Exercise task> Transcribe every entry below word for word, but skip the pictures.

Collected data entries:
****
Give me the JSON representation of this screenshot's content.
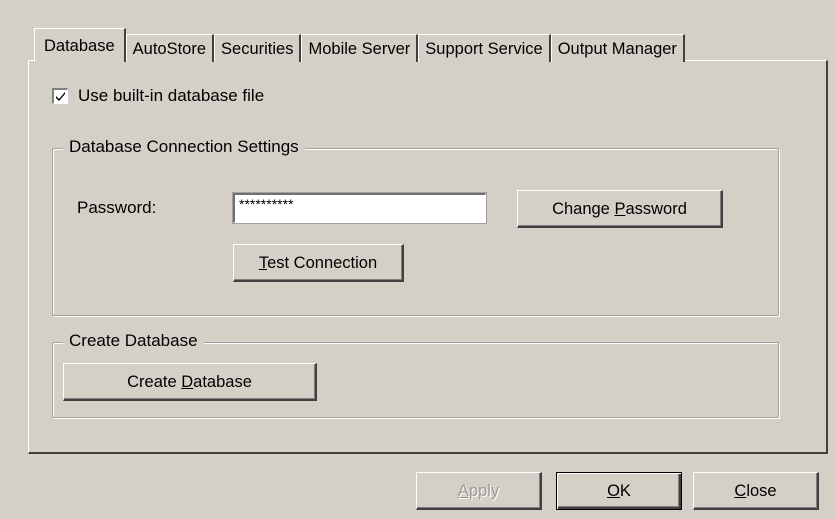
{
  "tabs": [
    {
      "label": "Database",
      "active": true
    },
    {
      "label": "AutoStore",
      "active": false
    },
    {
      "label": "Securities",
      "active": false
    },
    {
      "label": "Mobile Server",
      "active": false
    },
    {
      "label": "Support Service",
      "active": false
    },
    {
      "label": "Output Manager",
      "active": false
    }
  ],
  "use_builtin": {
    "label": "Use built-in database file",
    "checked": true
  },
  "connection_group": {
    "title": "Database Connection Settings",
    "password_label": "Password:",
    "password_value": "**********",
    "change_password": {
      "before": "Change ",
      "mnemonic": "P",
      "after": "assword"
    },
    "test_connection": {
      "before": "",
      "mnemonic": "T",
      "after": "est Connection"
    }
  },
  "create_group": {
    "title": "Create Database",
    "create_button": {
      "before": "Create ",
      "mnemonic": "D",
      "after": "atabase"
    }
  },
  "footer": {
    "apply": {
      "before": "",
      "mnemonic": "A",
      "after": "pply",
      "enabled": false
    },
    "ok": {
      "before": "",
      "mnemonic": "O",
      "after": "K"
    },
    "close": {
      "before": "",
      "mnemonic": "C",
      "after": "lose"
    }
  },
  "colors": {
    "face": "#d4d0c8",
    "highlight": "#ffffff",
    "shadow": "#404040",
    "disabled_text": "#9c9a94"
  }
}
****
Worked answer>
Give me the JSON representation of this screenshot's content.
{
  "tabs": [
    {
      "label": "Database",
      "active": true
    },
    {
      "label": "AutoStore",
      "active": false
    },
    {
      "label": "Securities",
      "active": false
    },
    {
      "label": "Mobile Server",
      "active": false
    },
    {
      "label": "Support Service",
      "active": false
    },
    {
      "label": "Output Manager",
      "active": false
    }
  ],
  "use_builtin": {
    "label": "Use built-in database file",
    "checked": true
  },
  "connection_group": {
    "title": "Database Connection Settings",
    "password_label": "Password:",
    "password_value": "**********",
    "change_password": {
      "before": "Change ",
      "mnemonic": "P",
      "after": "assword"
    },
    "test_connection": {
      "before": "",
      "mnemonic": "T",
      "after": "est Connection"
    }
  },
  "create_group": {
    "title": "Create Database",
    "create_button": {
      "before": "Create ",
      "mnemonic": "D",
      "after": "atabase"
    }
  },
  "footer": {
    "apply": {
      "before": "",
      "mnemonic": "A",
      "after": "pply",
      "enabled": false
    },
    "ok": {
      "before": "",
      "mnemonic": "O",
      "after": "K"
    },
    "close": {
      "before": "",
      "mnemonic": "C",
      "after": "lose"
    }
  },
  "colors": {
    "face": "#d4d0c8",
    "highlight": "#ffffff",
    "shadow": "#404040",
    "disabled_text": "#9c9a94"
  }
}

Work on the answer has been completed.